▸ TO BE DONE: What follows is a listing; restate every line of it word for word.

▸ Excerpt from a dataset:
--------------------
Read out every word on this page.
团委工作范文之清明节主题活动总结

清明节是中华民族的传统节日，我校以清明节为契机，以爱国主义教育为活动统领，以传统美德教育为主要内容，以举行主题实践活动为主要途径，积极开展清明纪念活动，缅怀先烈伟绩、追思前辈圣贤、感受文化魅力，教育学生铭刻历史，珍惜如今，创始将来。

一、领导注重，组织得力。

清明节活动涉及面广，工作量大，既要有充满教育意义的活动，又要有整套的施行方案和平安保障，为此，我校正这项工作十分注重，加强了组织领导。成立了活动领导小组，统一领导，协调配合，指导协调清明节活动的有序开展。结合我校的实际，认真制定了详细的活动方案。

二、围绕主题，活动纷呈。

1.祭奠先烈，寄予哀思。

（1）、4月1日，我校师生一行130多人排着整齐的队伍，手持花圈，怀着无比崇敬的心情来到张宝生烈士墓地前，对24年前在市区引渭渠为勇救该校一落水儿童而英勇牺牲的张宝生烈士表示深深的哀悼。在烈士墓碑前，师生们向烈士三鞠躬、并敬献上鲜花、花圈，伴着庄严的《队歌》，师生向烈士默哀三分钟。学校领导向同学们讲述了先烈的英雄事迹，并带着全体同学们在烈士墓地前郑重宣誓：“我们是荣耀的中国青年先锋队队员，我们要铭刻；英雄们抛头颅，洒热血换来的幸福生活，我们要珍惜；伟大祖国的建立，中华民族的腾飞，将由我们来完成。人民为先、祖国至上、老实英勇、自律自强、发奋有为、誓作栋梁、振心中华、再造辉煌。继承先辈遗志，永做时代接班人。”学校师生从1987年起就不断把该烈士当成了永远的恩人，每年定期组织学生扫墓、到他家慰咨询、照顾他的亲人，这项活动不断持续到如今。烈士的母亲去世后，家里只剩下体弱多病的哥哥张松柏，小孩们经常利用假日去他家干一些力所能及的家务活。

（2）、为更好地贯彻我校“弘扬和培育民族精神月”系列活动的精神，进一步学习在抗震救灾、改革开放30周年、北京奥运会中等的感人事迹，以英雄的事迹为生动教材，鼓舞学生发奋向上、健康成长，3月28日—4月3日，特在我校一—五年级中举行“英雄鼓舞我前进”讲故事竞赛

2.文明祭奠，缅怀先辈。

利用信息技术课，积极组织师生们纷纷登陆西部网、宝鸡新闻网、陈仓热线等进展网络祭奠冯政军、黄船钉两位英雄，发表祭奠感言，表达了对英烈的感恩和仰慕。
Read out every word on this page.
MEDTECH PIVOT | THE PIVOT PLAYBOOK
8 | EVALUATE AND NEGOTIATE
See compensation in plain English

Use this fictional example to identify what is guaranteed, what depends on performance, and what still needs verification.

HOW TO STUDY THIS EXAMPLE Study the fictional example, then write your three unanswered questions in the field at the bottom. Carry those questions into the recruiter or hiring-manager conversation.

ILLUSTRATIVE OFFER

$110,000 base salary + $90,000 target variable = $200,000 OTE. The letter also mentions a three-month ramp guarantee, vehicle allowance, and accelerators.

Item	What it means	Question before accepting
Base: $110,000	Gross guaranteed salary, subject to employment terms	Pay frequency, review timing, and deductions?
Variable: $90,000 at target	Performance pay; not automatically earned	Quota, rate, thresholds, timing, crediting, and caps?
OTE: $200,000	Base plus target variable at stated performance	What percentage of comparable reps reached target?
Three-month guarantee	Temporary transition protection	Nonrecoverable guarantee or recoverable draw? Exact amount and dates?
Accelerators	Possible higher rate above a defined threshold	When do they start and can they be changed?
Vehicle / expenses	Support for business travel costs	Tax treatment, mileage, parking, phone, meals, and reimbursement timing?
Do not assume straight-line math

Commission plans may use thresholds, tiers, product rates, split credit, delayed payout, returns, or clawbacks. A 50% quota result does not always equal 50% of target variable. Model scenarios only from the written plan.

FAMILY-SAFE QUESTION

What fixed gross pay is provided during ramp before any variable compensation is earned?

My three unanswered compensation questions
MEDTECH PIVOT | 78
--------------------
▸ OUTPUT OF THE EXERCISE:
Read out every word on this page.
团委工作范文之清明节主题活动总结

清明节是中华民族的传统节日，我校以清明节为契机，以爱国主义教育为活动统领，以传统美德教育为主要内容，以举行主题实践活动为主要途径，积极开展清明纪念活动，缅怀先烈伟绩、追思前辈圣贤、感受文化魅力，教育学生铭刻历史，珍惜如今，创始将来。

一、领导注重，组织得力。

清明节活动涉及面广，工作量大，既要有充满教育意义的活动，又要有整套的施行方案和平安保障，为此，我校正这项工作十分注重，加强了组织领导。成立了活动领导小组，统一领导，协调配合，指导协调清明节活动的有序开展。结合我校的实际，认真制定了详细的活动方案。

二、围绕主题，活动纷呈。

1.祭奠先烈，寄予哀思。

（1）、4月1日，我校师生一行130多人排着整齐的队伍，手持花圈，怀着无比崇敬的心情来到张宝生烈士墓地前，对24年前在市区引渭渠为勇救该校一落水儿童而英勇牺牲的张宝生烈士表示深深的哀悼。在烈士墓碑前，师生们向烈士三鞠躬、并敬献上鲜花、花圈，伴着庄严的《队歌》，师生向烈士默哀三分钟。学校领导向同学们讲述了先烈的英雄事迹，并带着全体同学们在烈士墓地前郑重宣誓：“我们是荣耀的中国青年先锋队队员，我们要铭刻；英雄们抛头颅，洒热血换来的幸福生活，我们要珍惜；伟大祖国的建立，中华民族的腾飞，将由我们来完成。人民为先、祖国至上、老实英勇、自律自强、发奋有为、誓作栋梁、振心中华、再造辉煌。继承先辈遗志，永做时代接班人。”学校师生从1987年起就不断把该烈士当成了永远的恩人，每年定期组织学生扫墓、到他家慰咨询、照顾他的亲人，这项活动不断持续到如今。烈士的母亲去世后，家里只剩下体弱多病的哥哥张松柏，小孩们经常利用假日去他家干一些力所能及的家务活。

（2）、为更好地贯彻我校“弘扬和培育民族精神月”系列活动的精神，进一步学习在抗震救灾、改革开放30周年、北京奥运会中等的感人事迹，以英雄的事迹为生动教材，鼓舞学生发奋向上、健康成长，3月28日—4月3日，特在我校一—五年级中举行“英雄鼓舞我前进”讲故事竞赛

2.文明祭奠，缅怀先辈。

利用信息技术课，积极组织师生们纷纷登陆西部网、宝鸡新闻网、陈仓热线等进展网络祭奠冯政军、黄船钉两位英雄，发表祭奠感言，表达了对英烈的感恩和仰慕。
Read out every word on this page.
MEDTECH PIVOT | THE PIVOT PLAYBOOK
8 | EVALUATE AND NEGOTIATE
See compensation in plain English

Use this fictional example to identify what is guaranteed, what depends on performance, and what still needs verification.

HOW TO STUDY THIS EXAMPLE Study the fictional example, then write your three unanswered questions in the field at the bottom. Carry those questions into the recruiter or hiring-manager conversation.

ILLUSTRATIVE OFFER

$110,000 base salary + $90,000 target variable = $200,000 OTE. The letter also mentions a three-month ramp guarantee, vehicle allowance, and accelerators.

Item	What it means	Question before accepting
Base: $110,000	Gross guaranteed salary, subject to employment terms	Pay frequency, review timing, and deductions?
Variable: $90,000 at target	Performance pay; not automatically earned	Quota, rate, thresholds, timing, crediting, and caps?
OTE: $200,000	Base plus target variable at stated performance	What percentage of comparable reps reached target?
Three-month guarantee	Temporary transition protection	Nonrecoverable guarantee or recoverable draw? Exact amount and dates?
Accelerators	Possible higher rate above a defined threshold	When do they start and can they be changed?
Vehicle / expenses	Support for business travel costs	Tax treatment, mileage, parking, phone, meals, and reimbursement timing?
Do not assume straight-line math

Commission plans may use thresholds, tiers, product rates, split credit, delayed payout, returns, or clawbacks. A 50% quota result does not always equal 50% of target variable. Model scenarios only from the written plan.

FAMILY-SAFE QUESTION

What fixed gross pay is provided during ramp before any variable compensation is earned?

My three unanswered compensation questions
MEDTECH PIVOT | 78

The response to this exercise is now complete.